• [PROVIDED RECORDS]:
>> begin
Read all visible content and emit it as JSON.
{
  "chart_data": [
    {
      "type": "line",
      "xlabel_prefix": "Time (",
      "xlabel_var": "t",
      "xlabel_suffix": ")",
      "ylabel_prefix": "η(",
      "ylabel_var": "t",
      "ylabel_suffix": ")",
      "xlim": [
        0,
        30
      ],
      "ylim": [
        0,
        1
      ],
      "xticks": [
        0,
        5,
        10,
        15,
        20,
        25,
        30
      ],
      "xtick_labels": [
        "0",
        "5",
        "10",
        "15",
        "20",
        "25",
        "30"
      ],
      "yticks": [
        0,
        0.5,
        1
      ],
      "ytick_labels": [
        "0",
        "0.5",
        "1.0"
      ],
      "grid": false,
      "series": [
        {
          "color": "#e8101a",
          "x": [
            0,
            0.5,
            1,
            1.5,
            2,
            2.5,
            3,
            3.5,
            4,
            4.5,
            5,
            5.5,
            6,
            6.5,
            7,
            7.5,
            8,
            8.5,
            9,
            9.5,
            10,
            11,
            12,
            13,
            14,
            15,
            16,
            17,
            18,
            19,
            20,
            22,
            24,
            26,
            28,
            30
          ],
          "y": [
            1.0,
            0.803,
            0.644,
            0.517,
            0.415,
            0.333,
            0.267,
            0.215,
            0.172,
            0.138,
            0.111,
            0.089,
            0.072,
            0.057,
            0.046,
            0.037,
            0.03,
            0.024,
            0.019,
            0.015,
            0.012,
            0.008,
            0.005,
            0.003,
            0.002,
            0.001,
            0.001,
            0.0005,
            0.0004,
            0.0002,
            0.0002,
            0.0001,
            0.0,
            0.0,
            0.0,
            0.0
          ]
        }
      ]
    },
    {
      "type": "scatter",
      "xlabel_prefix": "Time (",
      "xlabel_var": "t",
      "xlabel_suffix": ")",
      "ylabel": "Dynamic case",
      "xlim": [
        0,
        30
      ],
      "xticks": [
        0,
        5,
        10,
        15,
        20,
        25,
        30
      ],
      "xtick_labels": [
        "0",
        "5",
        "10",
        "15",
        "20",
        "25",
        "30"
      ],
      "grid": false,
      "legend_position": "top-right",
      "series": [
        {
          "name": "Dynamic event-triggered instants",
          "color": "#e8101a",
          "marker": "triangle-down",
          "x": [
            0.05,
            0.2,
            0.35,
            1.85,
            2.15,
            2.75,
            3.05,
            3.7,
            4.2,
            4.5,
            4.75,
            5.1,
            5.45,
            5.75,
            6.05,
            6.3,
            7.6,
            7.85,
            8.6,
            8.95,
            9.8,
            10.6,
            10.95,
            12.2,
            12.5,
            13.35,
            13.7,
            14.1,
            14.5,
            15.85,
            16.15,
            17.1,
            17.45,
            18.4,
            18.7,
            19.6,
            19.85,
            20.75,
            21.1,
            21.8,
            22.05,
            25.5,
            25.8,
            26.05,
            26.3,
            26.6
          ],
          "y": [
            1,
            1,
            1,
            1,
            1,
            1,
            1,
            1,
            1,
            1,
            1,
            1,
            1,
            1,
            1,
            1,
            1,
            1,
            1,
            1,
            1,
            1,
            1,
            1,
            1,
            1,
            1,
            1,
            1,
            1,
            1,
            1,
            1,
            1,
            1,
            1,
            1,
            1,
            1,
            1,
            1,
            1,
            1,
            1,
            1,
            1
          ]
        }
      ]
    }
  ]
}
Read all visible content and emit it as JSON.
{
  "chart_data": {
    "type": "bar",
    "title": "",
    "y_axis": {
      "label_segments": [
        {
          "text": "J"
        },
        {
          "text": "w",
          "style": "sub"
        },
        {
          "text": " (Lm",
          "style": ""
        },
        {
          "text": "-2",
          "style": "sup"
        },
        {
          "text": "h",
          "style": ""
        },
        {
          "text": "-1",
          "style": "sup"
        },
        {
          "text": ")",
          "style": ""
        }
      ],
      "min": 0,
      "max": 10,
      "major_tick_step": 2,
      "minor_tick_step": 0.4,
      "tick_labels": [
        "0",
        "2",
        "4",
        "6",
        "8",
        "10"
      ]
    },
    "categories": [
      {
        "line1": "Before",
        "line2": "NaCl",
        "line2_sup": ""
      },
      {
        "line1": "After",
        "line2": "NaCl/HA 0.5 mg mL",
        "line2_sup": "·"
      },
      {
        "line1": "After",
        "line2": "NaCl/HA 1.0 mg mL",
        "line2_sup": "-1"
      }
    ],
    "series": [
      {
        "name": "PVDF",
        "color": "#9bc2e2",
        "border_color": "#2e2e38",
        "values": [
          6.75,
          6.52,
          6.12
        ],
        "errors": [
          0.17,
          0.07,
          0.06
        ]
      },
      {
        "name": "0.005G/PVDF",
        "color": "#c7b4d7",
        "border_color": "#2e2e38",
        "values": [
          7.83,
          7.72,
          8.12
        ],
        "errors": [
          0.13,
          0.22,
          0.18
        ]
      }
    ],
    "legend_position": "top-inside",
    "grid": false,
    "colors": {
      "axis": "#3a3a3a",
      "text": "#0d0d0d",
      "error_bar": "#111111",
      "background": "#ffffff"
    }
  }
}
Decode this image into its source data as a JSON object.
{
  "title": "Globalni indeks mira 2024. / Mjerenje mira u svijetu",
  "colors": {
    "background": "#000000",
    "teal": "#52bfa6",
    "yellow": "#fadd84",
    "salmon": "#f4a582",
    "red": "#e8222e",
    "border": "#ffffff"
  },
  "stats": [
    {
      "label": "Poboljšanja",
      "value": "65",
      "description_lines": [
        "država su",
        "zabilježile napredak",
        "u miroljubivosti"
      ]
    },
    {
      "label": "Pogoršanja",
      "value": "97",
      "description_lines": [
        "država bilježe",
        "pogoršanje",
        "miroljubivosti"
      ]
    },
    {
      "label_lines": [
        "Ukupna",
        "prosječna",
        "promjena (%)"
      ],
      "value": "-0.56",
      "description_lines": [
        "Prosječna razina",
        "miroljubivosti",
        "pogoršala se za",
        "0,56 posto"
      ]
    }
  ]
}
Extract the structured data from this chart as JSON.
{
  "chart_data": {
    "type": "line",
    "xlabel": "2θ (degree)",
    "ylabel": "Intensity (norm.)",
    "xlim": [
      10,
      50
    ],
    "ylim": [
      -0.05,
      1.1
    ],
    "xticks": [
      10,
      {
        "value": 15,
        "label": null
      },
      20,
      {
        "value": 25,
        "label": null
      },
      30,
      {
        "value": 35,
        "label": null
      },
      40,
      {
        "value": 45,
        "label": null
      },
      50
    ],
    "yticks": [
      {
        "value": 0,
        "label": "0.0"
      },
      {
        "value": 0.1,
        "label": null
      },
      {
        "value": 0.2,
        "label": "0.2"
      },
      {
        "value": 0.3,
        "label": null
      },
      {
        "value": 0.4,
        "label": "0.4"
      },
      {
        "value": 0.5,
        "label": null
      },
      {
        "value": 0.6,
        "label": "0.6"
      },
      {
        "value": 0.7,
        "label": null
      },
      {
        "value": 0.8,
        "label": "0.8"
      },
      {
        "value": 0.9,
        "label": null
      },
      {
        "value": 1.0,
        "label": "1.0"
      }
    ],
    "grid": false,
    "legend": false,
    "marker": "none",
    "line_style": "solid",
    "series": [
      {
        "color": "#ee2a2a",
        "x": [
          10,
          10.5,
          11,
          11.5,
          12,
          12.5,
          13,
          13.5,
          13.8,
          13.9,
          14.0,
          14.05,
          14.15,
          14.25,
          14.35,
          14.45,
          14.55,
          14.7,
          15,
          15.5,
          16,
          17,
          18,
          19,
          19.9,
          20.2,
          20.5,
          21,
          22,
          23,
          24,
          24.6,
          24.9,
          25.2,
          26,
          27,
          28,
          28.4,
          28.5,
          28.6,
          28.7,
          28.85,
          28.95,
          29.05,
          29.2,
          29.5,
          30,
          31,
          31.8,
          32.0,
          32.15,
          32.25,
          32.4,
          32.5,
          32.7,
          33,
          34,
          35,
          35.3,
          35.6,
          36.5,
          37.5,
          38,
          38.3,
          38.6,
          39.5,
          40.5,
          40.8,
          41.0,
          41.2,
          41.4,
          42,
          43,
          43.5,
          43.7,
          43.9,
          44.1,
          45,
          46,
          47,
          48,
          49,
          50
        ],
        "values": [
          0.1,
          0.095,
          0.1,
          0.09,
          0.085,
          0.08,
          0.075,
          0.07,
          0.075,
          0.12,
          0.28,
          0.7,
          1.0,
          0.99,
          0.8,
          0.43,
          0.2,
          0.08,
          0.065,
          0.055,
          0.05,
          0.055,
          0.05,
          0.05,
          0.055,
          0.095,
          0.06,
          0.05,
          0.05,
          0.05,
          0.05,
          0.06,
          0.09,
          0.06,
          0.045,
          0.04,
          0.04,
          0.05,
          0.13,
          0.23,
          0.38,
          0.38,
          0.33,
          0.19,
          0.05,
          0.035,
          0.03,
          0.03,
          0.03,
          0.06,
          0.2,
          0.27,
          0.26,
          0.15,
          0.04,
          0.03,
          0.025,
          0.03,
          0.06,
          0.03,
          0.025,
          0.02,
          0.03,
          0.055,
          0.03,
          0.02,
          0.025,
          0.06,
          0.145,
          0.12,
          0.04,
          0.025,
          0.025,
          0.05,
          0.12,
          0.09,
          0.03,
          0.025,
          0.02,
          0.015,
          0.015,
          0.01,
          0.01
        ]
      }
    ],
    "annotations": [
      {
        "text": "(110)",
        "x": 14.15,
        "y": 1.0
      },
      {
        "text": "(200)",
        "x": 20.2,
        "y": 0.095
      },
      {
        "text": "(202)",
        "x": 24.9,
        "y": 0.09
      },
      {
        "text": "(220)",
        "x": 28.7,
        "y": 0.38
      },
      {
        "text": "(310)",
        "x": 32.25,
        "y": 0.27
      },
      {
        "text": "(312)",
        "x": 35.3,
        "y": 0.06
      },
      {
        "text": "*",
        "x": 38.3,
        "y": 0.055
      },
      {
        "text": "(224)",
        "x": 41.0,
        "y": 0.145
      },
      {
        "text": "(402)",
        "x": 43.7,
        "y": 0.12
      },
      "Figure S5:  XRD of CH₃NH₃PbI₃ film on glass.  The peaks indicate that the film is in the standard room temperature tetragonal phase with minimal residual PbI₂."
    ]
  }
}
>> end
From the listing above, pick out each line where the word "Dynamic" appears.

      "ylabel": "Dynamic case",
          "name": "Dynamic event-triggered instants",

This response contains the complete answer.